Task statement —
Print the complete set of entries exactly.

[Some records]
----
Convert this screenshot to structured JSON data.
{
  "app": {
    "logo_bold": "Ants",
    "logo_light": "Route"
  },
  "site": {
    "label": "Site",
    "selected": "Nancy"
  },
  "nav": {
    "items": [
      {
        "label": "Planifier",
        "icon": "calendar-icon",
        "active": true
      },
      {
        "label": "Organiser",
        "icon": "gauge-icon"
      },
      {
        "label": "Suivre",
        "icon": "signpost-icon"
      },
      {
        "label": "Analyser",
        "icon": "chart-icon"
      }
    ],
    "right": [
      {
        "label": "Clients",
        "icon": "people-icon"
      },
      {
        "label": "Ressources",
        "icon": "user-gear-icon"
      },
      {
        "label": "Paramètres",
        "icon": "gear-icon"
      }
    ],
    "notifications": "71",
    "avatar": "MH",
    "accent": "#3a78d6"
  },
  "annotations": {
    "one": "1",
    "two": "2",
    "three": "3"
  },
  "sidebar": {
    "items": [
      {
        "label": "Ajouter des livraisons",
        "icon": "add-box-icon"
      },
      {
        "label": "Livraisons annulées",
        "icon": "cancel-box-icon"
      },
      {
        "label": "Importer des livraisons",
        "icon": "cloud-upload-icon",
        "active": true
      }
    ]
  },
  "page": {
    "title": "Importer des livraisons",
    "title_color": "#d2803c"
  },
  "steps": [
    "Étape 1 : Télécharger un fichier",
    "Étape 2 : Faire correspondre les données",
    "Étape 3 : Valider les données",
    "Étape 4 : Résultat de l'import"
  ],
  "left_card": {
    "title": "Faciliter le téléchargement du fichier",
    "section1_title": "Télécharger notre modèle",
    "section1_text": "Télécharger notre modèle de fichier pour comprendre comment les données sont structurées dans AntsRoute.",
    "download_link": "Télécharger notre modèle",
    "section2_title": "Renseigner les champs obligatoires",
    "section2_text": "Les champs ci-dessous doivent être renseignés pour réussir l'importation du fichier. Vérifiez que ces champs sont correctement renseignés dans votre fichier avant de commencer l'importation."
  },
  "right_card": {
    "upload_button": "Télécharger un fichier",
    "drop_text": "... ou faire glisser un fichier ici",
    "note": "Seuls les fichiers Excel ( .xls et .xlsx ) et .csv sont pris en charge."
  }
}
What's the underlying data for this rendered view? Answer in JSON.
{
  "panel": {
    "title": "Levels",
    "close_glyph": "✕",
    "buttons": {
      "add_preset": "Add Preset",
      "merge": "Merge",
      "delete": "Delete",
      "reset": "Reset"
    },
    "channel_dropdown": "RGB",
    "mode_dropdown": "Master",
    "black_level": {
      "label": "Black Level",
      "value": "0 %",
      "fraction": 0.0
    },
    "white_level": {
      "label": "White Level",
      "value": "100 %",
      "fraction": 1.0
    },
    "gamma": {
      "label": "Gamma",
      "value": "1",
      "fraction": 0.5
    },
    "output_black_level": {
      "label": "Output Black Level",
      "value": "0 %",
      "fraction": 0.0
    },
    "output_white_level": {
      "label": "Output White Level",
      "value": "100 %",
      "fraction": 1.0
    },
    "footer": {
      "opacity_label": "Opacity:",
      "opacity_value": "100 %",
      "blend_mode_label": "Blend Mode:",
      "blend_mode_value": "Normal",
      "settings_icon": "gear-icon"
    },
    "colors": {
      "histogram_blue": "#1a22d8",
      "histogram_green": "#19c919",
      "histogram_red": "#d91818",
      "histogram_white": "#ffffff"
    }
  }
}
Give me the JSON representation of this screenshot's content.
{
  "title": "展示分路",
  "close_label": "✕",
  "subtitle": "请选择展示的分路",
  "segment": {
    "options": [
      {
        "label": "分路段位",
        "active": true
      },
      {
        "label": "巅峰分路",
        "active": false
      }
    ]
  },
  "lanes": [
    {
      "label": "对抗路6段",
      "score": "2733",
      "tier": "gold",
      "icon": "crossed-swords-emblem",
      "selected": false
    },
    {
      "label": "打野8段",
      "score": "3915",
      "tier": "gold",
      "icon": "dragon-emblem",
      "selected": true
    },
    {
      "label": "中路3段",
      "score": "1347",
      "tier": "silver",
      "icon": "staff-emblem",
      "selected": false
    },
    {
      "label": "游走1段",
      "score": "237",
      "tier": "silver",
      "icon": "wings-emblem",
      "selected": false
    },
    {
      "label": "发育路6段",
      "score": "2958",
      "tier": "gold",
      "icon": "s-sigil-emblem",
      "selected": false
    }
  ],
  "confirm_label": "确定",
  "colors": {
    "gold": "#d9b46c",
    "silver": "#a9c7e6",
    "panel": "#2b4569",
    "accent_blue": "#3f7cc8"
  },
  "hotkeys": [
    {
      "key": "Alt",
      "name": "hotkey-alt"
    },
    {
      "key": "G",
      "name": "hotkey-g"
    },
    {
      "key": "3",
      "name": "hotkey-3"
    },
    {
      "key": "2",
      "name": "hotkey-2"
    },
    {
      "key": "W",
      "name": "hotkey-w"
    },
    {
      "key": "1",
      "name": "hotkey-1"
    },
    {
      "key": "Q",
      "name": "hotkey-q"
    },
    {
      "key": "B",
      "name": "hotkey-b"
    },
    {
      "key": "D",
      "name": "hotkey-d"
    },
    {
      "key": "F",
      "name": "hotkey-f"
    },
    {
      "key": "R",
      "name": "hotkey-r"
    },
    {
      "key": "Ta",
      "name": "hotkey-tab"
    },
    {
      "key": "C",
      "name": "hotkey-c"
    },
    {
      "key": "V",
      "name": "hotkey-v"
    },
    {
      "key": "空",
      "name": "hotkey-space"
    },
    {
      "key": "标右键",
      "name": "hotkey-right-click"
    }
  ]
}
----
Answer to the problem —
Convert this screenshot to structured JSON data.
{
  "app": {
    "logo_bold": "Ants",
    "logo_light": "Route"
  },
  "site": {
    "label": "Site",
    "selected": "Nancy"
  },
  "nav": {
    "items": [
      {
        "label": "Planifier",
        "icon": "calendar-icon",
        "active": true
      },
      {
        "label": "Organiser",
        "icon": "gauge-icon"
      },
      {
        "label": "Suivre",
        "icon": "signpost-icon"
      },
      {
        "label": "Analyser",
        "icon": "chart-icon"
      }
    ],
    "right": [
      {
        "label": "Clients",
        "icon": "people-icon"
      },
      {
        "label": "Ressources",
        "icon": "user-gear-icon"
      },
      {
        "label": "Paramètres",
        "icon": "gear-icon"
      }
    ],
    "notifications": "71",
    "avatar": "MH",
    "accent": "#3a78d6"
  },
  "annotations": {
    "one": "1",
    "two": "2",
    "three": "3"
  },
  "sidebar": {
    "items": [
      {
        "label": "Ajouter des livraisons",
        "icon": "add-box-icon"
      },
      {
        "label": "Livraisons annulées",
        "icon": "cancel-box-icon"
      },
      {
        "label": "Importer des livraisons",
        "icon": "cloud-upload-icon",
        "active": true
      }
    ]
  },
  "page": {
    "title": "Importer des livraisons",
    "title_color": "#d2803c"
  },
  "steps": [
    "Étape 1 : Télécharger un fichier",
    "Étape 2 : Faire correspondre les données",
    "Étape 3 : Valider les données",
    "Étape 4 : Résultat de l'import"
  ],
  "left_card": {
    "title": "Faciliter le téléchargement du fichier",
    "section1_title": "Télécharger notre modèle",
    "section1_text": "Télécharger notre modèle de fichier pour comprendre comment les données sont structurées dans AntsRoute.",
    "download_link": "Télécharger notre modèle",
    "section2_title": "Renseigner les champs obligatoires",
    "section2_text": "Les champs ci-dessous doivent être renseignés pour réussir l'importation du fichier. Vérifiez que ces champs sont correctement renseignés dans votre fichier avant de commencer l'importation."
  },
  "right_card": {
    "upload_button": "Télécharger un fichier",
    "drop_text": "... ou faire glisser un fichier ici",
    "note": "Seuls les fichiers Excel ( .xls et .xlsx ) et .csv sont pris en charge."
  }
}
What's the underlying data for this rendered view? Answer in JSON.
{
  "panel": {
    "title": "Levels",
    "close_glyph": "✕",
    "buttons": {
      "add_preset": "Add Preset",
      "merge": "Merge",
      "delete": "Delete",
      "reset": "Reset"
    },
    "channel_dropdown": "RGB",
    "mode_dropdown": "Master",
    "black_level": {
      "label": "Black Level",
      "value": "0 %",
      "fraction": 0.0
    },
    "white_level": {
      "label": "White Level",
      "value": "100 %",
      "fraction": 1.0
    },
    "gamma": {
      "label": "Gamma",
      "value": "1",
      "fraction": 0.5
    },
    "output_black_level": {
      "label": "Output Black Level",
      "value": "0 %",
      "fraction": 0.0
    },
    "output_white_level": {
      "label": "Output White Level",
      "value": "100 %",
      "fraction": 1.0
    },
    "footer": {
      "opacity_label": "Opacity:",
      "opacity_value": "100 %",
      "blend_mode_label": "Blend Mode:",
      "blend_mode_value": "Normal",
      "settings_icon": "gear-icon"
    },
    "colors": {
      "histogram_blue": "#1a22d8",
      "histogram_green": "#19c919",
      "histogram_red": "#d91818",
      "histogram_white": "#ffffff"
    }
  }
}
Give me the JSON representation of this screenshot's content.
{
  "title": "展示分路",
  "close_label": "✕",
  "subtitle": "请选择展示的分路",
  "segment": {
    "options": [
      {
        "label": "分路段位",
        "active": true
      },
      {
        "label": "巅峰分路",
        "active": false
      }
    ]
  },
  "lanes": [
    {
      "label": "对抗路6段",
      "score": "2733",
      "tier": "gold",
      "icon": "crossed-swords-emblem",
      "selected": false
    },
    {
      "label": "打野8段",
      "score": "3915",
      "tier": "gold",
      "icon": "dragon-emblem",
      "selected": true
    },
    {
      "label": "中路3段",
      "score": "1347",
      "tier": "silver",
      "icon": "staff-emblem",
      "selected": false
    },
    {
      "label": "游走1段",
      "score": "237",
      "tier": "silver",
      "icon": "wings-emblem",
      "selected": false
    },
    {
      "label": "发育路6段",
      "score": "2958",
      "tier": "gold",
      "icon": "s-sigil-emblem",
      "selected": false
    }
  ],
  "confirm_label": "确定",
  "colors": {
    "gold": "#d9b46c",
    "silver": "#a9c7e6",
    "panel": "#2b4569",
    "accent_blue": "#3f7cc8"
  },
  "hotkeys": [
    {
      "key": "Alt",
      "name": "hotkey-alt"
    },
    {
      "key": "G",
      "name": "hotkey-g"
    },
    {
      "key": "3",
      "name": "hotkey-3"
    },
    {
      "key": "2",
      "name": "hotkey-2"
    },
    {
      "key": "W",
      "name": "hotkey-w"
    },
    {
      "key": "1",
      "name": "hotkey-1"
    },
    {
      "key": "Q",
      "name": "hotkey-q"
    },
    {
      "key": "B",
      "name": "hotkey-b"
    },
    {
      "key": "D",
      "name": "hotkey-d"
    },
    {
      "key": "F",
      "name": "hotkey-f"
    },
    {
      "key": "R",
      "name": "hotkey-r"
    },
    {
      "key": "Ta",
      "name": "hotkey-tab"
    },
    {
      "key": "C",
      "name": "hotkey-c"
    },
    {
      "key": "V",
      "name": "hotkey-v"
    },
    {
      "key": "空",
      "name": "hotkey-space"
    },
    {
      "key": "标右键",
      "name": "hotkey-right-click"
    }
  ]
}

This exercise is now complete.